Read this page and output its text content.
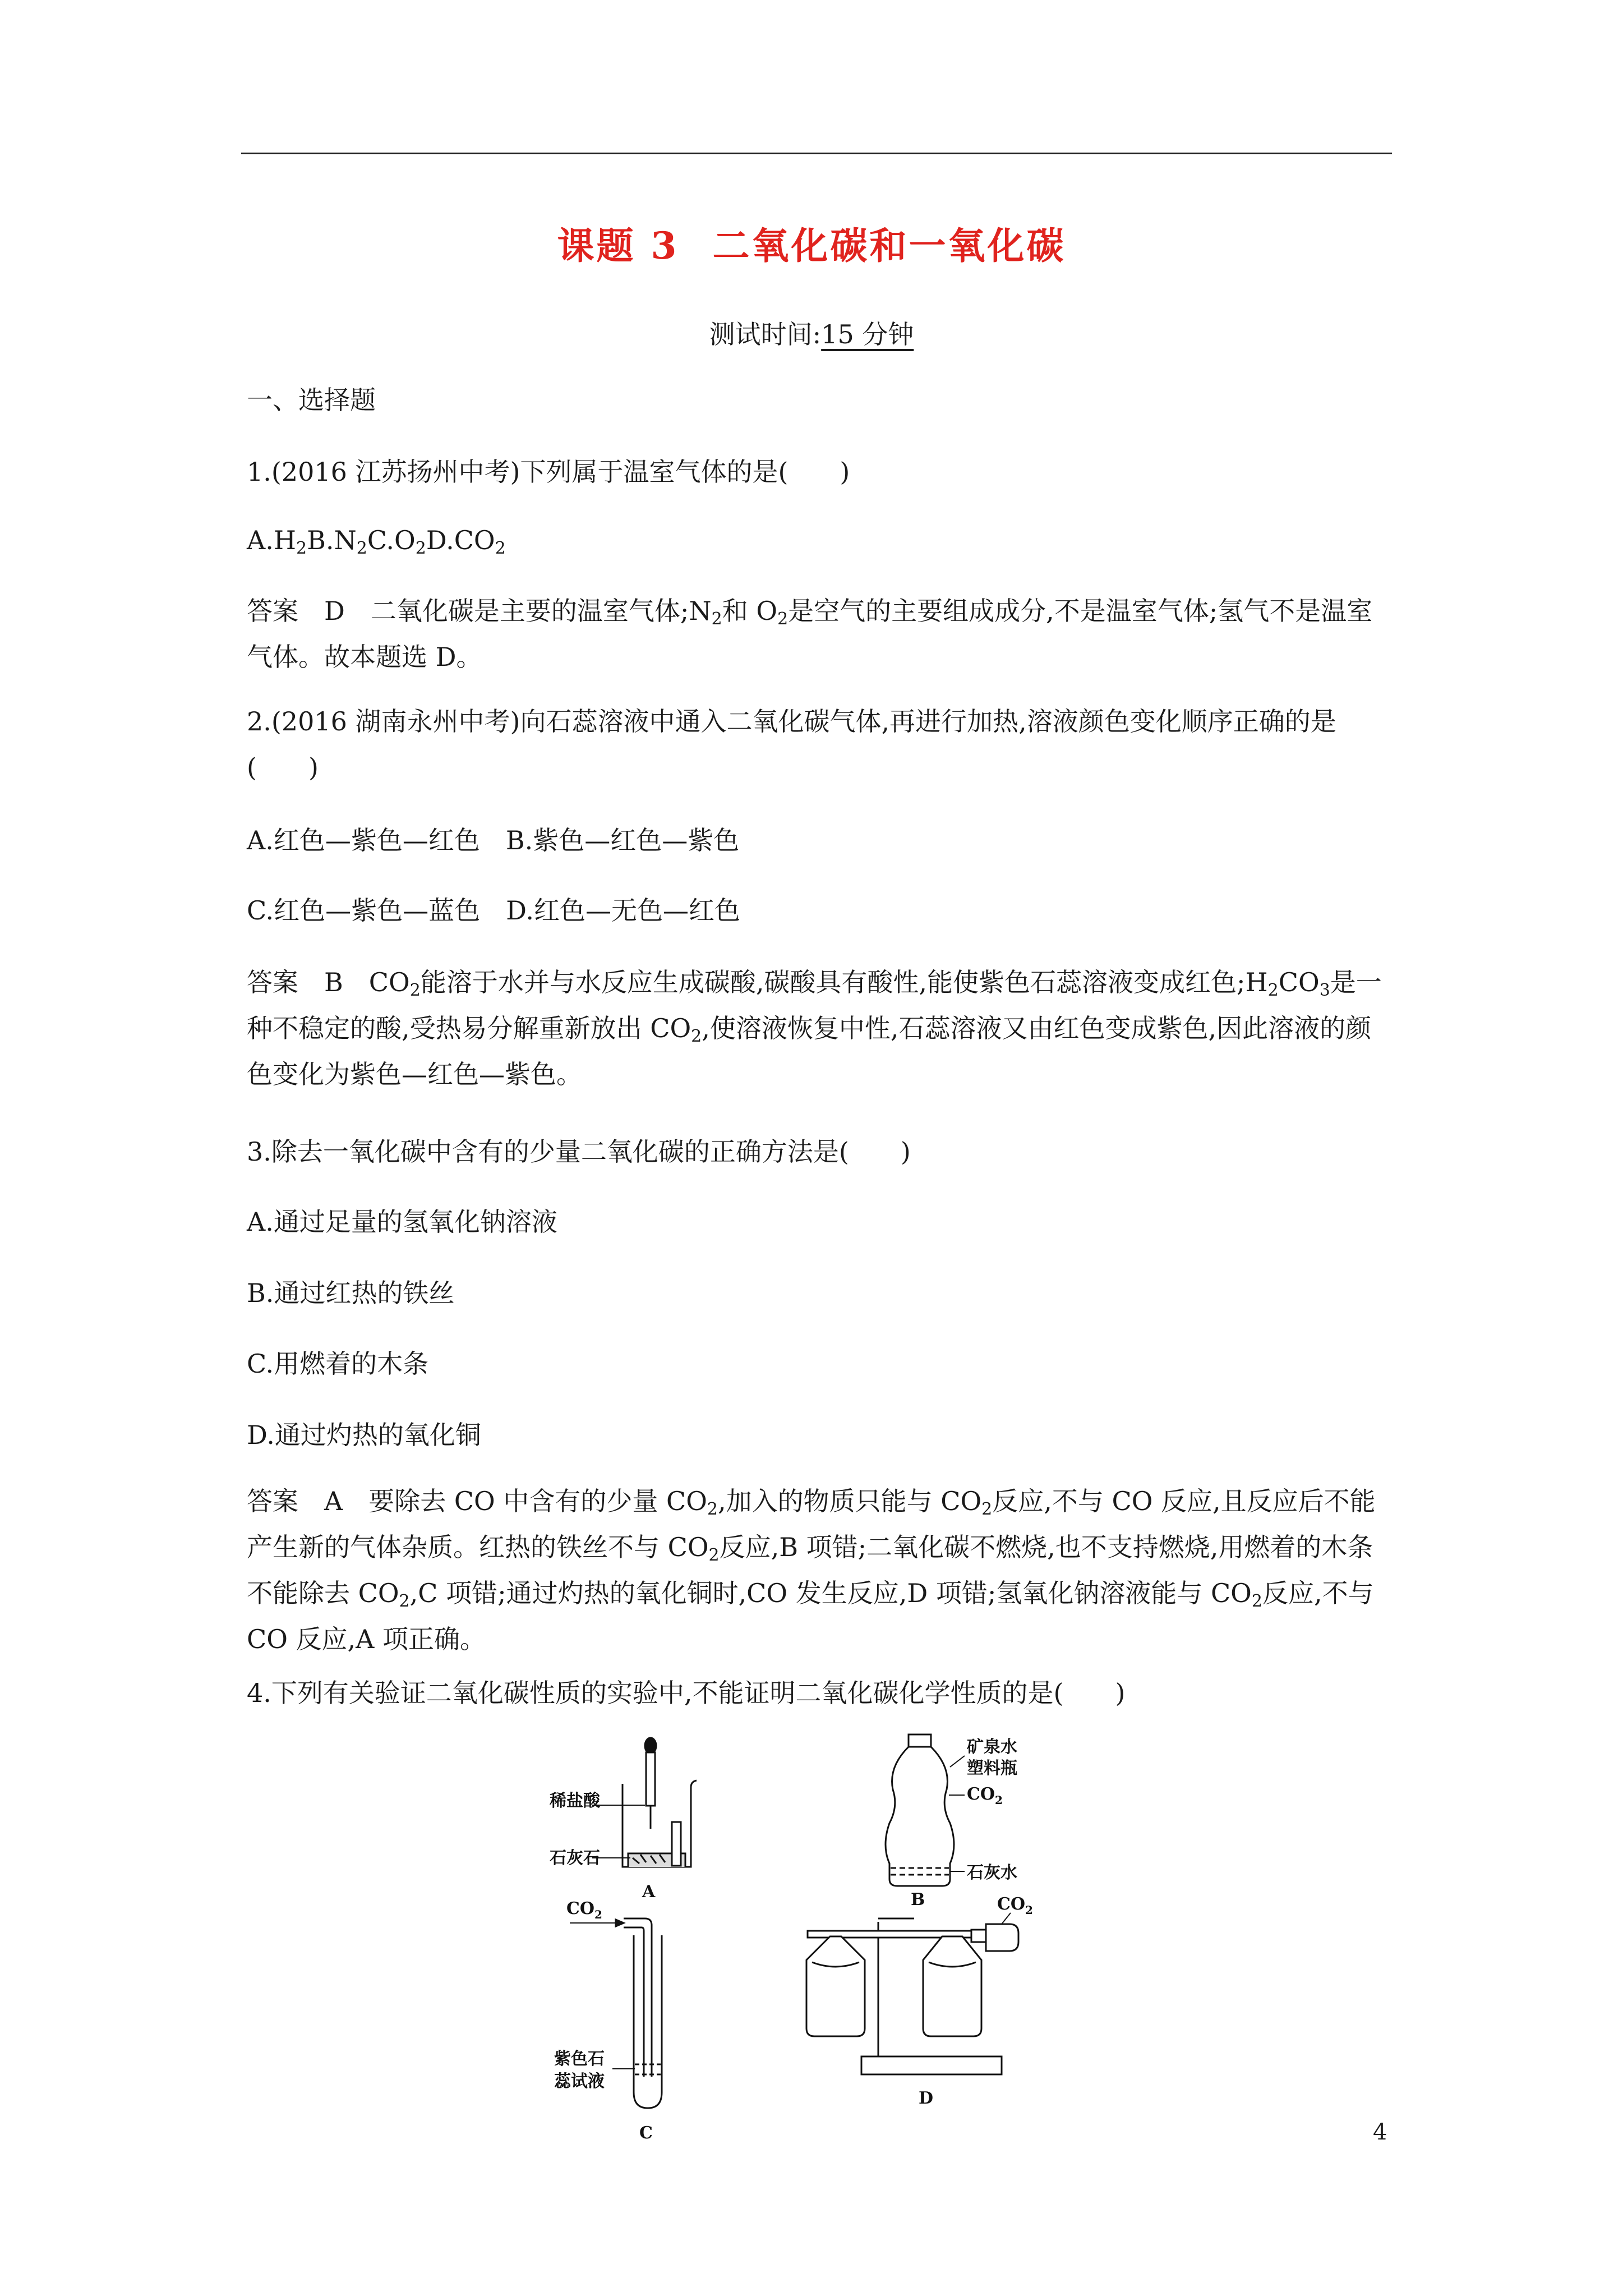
课题 3 二氧化碳和一氧化碳
测试时间:15 分钟
一、选择题
1.(2016 江苏扬州中考)下列属于温室气体的是(　　)
$A.H_2B.N_2C.O_2D.CO_2$
答案　D　二氧化碳是主要的温室气体$;N_2$和 $O_2$是空气的主要组成成分,不是温室气体;氢气不是温室气体。故本题选 D。
2.(2016 湖南永州中考)向石蕊溶液中通入二氧化碳气体,再进行加热,溶液颜色变化顺序正确的是(　　)
A.红色—紫色—红色　B.紫色—红色—紫色
C.红色—紫色—蓝色　D.红色—无色—红色
答案　B　$CO_2$能溶于水并与水反应生成碳酸,碳酸具有酸性,能使紫色石蕊溶液变成红色$;H_2CO_3$是一种不稳定的酸,受热易分解重新放出 $CO_2$,使溶液恢复中性,石蕊溶液又由红色变成紫色,因此溶液的颜色变化为紫色—红色—紫色。
3.除去一氧化碳中含有的少量二氧化碳的正确方法是(　　)
A.通过足量的氢氧化钠溶液
B.通过红热的铁丝
C.用燃着的木条
D.通过灼热的氧化铜
答案　A　要除去 CO 中含有的少量 $CO_2$,加入的物质只能与 $CO_2$反应,不与 CO 反应,且反应后不能产生新的气体杂质。红热的铁丝不与 $CO_2$反应,B 项错;二氧化碳不燃烧,也不支持燃烧,用燃着的木条不能除去 $CO_2,C$ 项错;通过灼热的氧化铜时,CO 发生反应,D 项错;氢氧化钠溶液能与 $CO_2$反应,不与 CO 反应,A 项正确。
4.下列有关验证二氧化碳性质的实验中,不能证明二氧化碳化学性质的是(　　)
稀盐酸
石灰石
A
矿泉水
塑料瓶
$CO_2$
石灰水
B
$CO_2$
紫色石
蕊试液
C
$CO_2$
D
4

Stated exercise:
Images in the records should not be copied. Repeat all the rest exactly.

Task response:
Read this page and output its text content.
课题 3 二氧化碳和一氧化碳
测试时间:15 分钟
一、选择题
1.(2016 江苏扬州中考)下列属于温室气体的是(　　)
$A.H_2B.N_2C.O_2D.CO_2$
答案　D　二氧化碳是主要的温室气体$;N_2$和 $O_2$是空气的主要组成成分,不是温室气体;氢气不是温室气体。故本题选 D。
2.(2016 湖南永州中考)向石蕊溶液中通入二氧化碳气体,再进行加热,溶液颜色变化顺序正确的是(　　)
A.红色—紫色—红色　B.紫色—红色—紫色
C.红色—紫色—蓝色　D.红色—无色—红色
答案　B　$CO_2$能溶于水并与水反应生成碳酸,碳酸具有酸性,能使紫色石蕊溶液变成红色$;H_2CO_3$是一种不稳定的酸,受热易分解重新放出 $CO_2$,使溶液恢复中性,石蕊溶液又由红色变成紫色,因此溶液的颜色变化为紫色—红色—紫色。
3.除去一氧化碳中含有的少量二氧化碳的正确方法是(　　)
A.通过足量的氢氧化钠溶液
B.通过红热的铁丝
C.用燃着的木条
D.通过灼热的氧化铜
答案　A　要除去 CO 中含有的少量 $CO_2$,加入的物质只能与 $CO_2$反应,不与 CO 反应,且反应后不能产生新的气体杂质。红热的铁丝不与 $CO_2$反应,B 项错;二氧化碳不燃烧,也不支持燃烧,用燃着的木条不能除去 $CO_2,C$ 项错;通过灼热的氧化铜时,CO 发生反应,D 项错;氢氧化钠溶液能与 $CO_2$反应,不与 CO 反应,A 项正确。
4.下列有关验证二氧化碳性质的实验中,不能证明二氧化碳化学性质的是(　　)
稀盐酸
石灰石
A
矿泉水
塑料瓶
$CO_2$
石灰水
B
$CO_2$
紫色石
蕊试液
C
$CO_2$
D
4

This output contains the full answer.